### LISTED RECORDS
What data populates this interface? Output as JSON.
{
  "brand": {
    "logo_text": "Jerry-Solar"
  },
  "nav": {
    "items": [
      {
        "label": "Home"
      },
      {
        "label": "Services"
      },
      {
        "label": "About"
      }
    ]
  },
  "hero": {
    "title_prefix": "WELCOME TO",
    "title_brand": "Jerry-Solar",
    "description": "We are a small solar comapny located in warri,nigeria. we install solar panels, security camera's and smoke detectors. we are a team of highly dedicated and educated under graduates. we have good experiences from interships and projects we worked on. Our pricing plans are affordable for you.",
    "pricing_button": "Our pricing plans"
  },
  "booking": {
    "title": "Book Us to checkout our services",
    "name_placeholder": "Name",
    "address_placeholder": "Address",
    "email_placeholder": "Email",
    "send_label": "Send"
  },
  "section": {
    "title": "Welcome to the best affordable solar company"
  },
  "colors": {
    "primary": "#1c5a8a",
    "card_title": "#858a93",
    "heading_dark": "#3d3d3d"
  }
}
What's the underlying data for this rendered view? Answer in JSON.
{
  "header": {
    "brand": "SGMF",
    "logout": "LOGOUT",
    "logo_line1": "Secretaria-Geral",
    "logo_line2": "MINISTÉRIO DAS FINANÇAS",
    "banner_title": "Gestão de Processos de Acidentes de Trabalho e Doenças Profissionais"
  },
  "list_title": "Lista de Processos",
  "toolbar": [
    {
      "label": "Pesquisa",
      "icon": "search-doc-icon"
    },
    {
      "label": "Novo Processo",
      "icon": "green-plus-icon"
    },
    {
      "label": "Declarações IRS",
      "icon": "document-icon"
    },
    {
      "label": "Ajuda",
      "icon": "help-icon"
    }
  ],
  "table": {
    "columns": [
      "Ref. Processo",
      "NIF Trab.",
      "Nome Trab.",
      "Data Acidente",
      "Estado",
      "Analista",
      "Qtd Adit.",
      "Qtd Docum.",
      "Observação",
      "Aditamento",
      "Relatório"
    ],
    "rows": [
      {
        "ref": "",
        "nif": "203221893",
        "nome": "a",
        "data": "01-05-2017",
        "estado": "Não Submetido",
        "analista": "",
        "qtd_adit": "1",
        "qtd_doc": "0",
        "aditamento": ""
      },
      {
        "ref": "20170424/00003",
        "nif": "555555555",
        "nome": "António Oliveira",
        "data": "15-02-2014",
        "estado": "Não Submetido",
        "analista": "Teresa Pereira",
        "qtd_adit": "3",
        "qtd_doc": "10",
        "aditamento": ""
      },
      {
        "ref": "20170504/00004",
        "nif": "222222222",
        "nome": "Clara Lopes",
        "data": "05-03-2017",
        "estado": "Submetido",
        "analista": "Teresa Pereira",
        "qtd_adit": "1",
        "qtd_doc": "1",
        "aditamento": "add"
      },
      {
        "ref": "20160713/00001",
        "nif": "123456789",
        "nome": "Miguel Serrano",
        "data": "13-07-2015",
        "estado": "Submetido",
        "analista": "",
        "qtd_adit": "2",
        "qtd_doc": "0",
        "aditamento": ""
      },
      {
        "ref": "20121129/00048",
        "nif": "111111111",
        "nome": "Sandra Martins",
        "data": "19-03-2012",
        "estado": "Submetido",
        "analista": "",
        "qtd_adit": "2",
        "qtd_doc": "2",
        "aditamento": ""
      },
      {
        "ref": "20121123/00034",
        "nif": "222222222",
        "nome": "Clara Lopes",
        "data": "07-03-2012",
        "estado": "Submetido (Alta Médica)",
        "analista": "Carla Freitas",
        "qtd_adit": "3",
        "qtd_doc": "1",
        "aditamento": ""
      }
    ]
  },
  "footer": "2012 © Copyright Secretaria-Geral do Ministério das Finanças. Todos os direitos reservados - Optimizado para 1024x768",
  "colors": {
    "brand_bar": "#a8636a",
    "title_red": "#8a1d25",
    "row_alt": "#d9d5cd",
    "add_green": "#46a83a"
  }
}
######
Word for word, write out the data.

• EXERCISE RESPONSE:
What data populates this interface? Output as JSON.
{
  "brand": {
    "logo_text": "Jerry-Solar"
  },
  "nav": {
    "items": [
      {
        "label": "Home"
      },
      {
        "label": "Services"
      },
      {
        "label": "About"
      }
    ]
  },
  "hero": {
    "title_prefix": "WELCOME TO",
    "title_brand": "Jerry-Solar",
    "description": "We are a small solar comapny located in warri,nigeria. we install solar panels, security camera's and smoke detectors. we are a team of highly dedicated and educated under graduates. we have good experiences from interships and projects we worked on. Our pricing plans are affordable for you.",
    "pricing_button": "Our pricing plans"
  },
  "booking": {
    "title": "Book Us to checkout our services",
    "name_placeholder": "Name",
    "address_placeholder": "Address",
    "email_placeholder": "Email",
    "send_label": "Send"
  },
  "section": {
    "title": "Welcome to the best affordable solar company"
  },
  "colors": {
    "primary": "#1c5a8a",
    "card_title": "#858a93",
    "heading_dark": "#3d3d3d"
  }
}
What's the underlying data for this rendered view? Answer in JSON.
{
  "header": {
    "brand": "SGMF",
    "logout": "LOGOUT",
    "logo_line1": "Secretaria-Geral",
    "logo_line2": "MINISTÉRIO DAS FINANÇAS",
    "banner_title": "Gestão de Processos de Acidentes de Trabalho e Doenças Profissionais"
  },
  "list_title": "Lista de Processos",
  "toolbar": [
    {
      "label": "Pesquisa",
      "icon": "search-doc-icon"
    },
    {
      "label": "Novo Processo",
      "icon": "green-plus-icon"
    },
    {
      "label": "Declarações IRS",
      "icon": "document-icon"
    },
    {
      "label": "Ajuda",
      "icon": "help-icon"
    }
  ],
  "table": {
    "columns": [
      "Ref. Processo",
      "NIF Trab.",
      "Nome Trab.",
      "Data Acidente",
      "Estado",
      "Analista",
      "Qtd Adit.",
      "Qtd Docum.",
      "Observação",
      "Aditamento",
      "Relatório"
    ],
    "rows": [
      {
        "ref": "",
        "nif": "203221893",
        "nome": "a",
        "data": "01-05-2017",
        "estado": "Não Submetido",
        "analista": "",
        "qtd_adit": "1",
        "qtd_doc": "0",
        "aditamento": ""
      },
      {
        "ref": "20170424/00003",
        "nif": "555555555",
        "nome": "António Oliveira",
        "data": "15-02-2014",
        "estado": "Não Submetido",
        "analista": "Teresa Pereira",
        "qtd_adit": "3",
        "qtd_doc": "10",
        "aditamento": ""
      },
      {
        "ref": "20170504/00004",
        "nif": "222222222",
        "nome": "Clara Lopes",
        "data": "05-03-2017",
        "estado": "Submetido",
        "analista": "Teresa Pereira",
        "qtd_adit": "1",
        "qtd_doc": "1",
        "aditamento": "add"
      },
      {
        "ref": "20160713/00001",
        "nif": "123456789",
        "nome": "Miguel Serrano",
        "data": "13-07-2015",
        "estado": "Submetido",
        "analista": "",
        "qtd_adit": "2",
        "qtd_doc": "0",
        "aditamento": ""
      },
      {
        "ref": "20121129/00048",
        "nif": "111111111",
        "nome": "Sandra Martins",
        "data": "19-03-2012",
        "estado": "Submetido",
        "analista": "",
        "qtd_adit": "2",
        "qtd_doc": "2",
        "aditamento": ""
      },
      {
        "ref": "20121123/00034",
        "nif": "222222222",
        "nome": "Clara Lopes",
        "data": "07-03-2012",
        "estado": "Submetido (Alta Médica)",
        "analista": "Carla Freitas",
        "qtd_adit": "3",
        "qtd_doc": "1",
        "aditamento": ""
      }
    ]
  },
  "footer": "2012 © Copyright Secretaria-Geral do Ministério das Finanças. Todos os direitos reservados - Optimizado para 1024x768",
  "colors": {
    "brand_bar": "#a8636a",
    "title_red": "#8a1d25",
    "row_alt": "#d9d5cd",
    "add_green": "#46a83a"
  }
}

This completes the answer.